**Records excerpted from a collection**
[START]
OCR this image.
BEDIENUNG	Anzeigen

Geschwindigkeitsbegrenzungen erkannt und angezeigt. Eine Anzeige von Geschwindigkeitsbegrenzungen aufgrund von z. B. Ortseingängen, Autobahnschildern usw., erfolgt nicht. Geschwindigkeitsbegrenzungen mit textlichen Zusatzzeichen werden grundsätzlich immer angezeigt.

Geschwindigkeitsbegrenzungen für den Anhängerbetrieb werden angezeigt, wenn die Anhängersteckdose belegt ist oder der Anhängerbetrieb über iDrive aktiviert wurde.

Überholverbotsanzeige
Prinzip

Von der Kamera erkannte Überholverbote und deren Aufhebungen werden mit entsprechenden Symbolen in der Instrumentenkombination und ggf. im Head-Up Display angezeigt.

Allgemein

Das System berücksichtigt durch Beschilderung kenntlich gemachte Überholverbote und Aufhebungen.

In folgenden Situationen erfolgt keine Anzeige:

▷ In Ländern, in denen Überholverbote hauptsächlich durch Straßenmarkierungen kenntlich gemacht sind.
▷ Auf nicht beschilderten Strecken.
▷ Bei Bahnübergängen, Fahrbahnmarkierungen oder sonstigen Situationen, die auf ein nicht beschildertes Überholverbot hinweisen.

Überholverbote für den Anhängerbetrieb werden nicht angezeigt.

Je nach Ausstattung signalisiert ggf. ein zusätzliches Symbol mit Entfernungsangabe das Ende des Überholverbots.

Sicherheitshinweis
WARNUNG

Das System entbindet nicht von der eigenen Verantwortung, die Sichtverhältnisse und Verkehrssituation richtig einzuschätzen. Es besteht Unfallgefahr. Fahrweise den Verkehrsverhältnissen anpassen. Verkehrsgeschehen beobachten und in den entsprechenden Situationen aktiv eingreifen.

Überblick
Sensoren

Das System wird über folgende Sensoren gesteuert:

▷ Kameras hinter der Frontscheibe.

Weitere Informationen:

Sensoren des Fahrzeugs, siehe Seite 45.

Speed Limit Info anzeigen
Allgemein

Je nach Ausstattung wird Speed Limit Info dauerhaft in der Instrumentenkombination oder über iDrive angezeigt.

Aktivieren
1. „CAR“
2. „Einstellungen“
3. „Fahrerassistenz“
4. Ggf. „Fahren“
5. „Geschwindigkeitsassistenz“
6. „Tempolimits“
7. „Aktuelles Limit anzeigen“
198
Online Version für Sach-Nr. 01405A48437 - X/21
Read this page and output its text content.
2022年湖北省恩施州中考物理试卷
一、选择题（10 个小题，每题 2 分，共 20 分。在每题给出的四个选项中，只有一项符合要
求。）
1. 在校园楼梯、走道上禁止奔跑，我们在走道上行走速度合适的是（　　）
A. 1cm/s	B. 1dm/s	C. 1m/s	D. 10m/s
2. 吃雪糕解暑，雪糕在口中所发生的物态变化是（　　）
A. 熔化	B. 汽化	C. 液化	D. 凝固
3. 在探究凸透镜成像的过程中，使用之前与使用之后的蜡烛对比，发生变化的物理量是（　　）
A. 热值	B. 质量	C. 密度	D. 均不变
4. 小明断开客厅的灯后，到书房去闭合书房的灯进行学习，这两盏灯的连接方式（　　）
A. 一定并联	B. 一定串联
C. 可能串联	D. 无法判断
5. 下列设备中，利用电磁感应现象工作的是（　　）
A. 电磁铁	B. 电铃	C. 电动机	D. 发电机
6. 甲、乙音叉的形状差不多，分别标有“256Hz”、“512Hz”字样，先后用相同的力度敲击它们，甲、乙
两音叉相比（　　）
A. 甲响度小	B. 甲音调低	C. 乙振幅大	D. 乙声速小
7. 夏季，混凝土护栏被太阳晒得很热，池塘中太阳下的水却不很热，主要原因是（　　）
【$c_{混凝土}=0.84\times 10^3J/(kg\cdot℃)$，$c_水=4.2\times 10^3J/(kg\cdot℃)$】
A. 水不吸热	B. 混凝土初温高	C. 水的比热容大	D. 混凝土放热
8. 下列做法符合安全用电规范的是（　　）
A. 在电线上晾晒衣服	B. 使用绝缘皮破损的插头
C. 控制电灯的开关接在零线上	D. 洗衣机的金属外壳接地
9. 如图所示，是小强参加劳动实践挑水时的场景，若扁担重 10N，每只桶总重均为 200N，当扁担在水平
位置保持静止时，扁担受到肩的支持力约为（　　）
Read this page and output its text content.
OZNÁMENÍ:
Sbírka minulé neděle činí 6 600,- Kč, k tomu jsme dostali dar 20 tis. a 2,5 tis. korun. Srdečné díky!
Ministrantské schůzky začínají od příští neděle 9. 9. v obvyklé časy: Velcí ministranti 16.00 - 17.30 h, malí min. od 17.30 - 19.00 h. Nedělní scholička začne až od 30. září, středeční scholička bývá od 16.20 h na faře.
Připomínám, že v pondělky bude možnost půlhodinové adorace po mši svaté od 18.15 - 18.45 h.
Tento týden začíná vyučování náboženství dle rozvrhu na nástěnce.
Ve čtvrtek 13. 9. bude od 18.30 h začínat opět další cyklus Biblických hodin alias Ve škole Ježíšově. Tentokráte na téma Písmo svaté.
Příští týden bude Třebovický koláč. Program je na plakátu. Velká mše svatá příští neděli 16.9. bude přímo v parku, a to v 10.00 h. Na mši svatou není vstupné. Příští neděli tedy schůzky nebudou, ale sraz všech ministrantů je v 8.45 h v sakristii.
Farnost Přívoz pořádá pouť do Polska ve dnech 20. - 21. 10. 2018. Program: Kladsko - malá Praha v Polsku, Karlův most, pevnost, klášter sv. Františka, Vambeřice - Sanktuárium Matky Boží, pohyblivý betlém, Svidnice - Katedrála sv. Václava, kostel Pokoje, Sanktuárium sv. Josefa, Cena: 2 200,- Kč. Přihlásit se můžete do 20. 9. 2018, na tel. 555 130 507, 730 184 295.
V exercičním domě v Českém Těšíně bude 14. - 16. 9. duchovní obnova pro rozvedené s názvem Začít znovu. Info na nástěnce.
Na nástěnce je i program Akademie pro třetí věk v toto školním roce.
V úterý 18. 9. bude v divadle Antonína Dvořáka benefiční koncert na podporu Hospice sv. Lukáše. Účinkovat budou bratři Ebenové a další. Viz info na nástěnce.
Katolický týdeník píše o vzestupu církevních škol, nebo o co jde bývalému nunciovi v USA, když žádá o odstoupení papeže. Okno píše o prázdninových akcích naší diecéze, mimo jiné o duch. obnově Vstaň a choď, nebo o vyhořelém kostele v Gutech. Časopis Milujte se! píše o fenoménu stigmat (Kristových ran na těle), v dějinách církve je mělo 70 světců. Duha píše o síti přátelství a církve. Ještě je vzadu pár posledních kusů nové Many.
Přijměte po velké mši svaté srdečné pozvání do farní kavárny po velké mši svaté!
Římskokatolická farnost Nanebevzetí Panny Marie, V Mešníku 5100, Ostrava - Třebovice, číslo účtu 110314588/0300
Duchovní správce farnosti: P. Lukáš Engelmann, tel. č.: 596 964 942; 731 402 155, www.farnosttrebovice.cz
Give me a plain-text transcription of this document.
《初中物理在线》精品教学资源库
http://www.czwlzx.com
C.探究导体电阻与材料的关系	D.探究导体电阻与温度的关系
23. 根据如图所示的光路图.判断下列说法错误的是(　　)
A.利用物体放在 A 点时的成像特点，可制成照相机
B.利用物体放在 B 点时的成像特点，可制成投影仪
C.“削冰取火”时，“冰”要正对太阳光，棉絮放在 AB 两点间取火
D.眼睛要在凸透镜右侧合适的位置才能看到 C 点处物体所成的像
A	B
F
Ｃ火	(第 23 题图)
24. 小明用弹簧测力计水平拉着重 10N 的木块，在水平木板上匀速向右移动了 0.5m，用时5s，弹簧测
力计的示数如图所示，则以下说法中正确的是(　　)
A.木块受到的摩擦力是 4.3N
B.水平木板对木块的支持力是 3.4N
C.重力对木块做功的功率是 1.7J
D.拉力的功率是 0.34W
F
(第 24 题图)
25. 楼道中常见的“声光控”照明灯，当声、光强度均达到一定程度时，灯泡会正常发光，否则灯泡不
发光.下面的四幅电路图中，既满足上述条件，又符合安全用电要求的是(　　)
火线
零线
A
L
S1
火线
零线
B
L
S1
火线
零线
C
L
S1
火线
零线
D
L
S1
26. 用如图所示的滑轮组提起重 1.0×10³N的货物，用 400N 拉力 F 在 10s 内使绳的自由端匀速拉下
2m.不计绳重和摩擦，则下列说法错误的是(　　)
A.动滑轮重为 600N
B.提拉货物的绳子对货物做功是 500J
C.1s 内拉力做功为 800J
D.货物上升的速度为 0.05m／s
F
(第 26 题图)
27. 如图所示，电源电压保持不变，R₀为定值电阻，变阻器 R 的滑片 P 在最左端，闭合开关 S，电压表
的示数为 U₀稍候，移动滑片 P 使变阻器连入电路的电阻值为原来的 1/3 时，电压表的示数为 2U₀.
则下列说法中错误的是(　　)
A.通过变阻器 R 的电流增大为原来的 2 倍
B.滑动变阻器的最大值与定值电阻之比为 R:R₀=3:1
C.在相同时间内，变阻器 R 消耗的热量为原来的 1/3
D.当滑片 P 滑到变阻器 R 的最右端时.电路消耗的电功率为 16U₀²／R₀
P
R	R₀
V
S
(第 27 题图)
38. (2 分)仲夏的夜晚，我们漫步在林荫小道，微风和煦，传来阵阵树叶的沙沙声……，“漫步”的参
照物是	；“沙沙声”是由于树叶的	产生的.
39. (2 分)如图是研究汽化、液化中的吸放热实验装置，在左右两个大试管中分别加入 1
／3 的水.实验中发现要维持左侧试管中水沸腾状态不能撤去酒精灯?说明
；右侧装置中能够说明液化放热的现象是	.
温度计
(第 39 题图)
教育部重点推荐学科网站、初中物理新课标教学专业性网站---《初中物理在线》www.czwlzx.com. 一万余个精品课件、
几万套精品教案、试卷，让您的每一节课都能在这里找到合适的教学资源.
[END]
**Problem requirements**
Tally up the lines in the preceding listing that contain the string "nach". Respond with the number and nothing else.

**Written reply**
2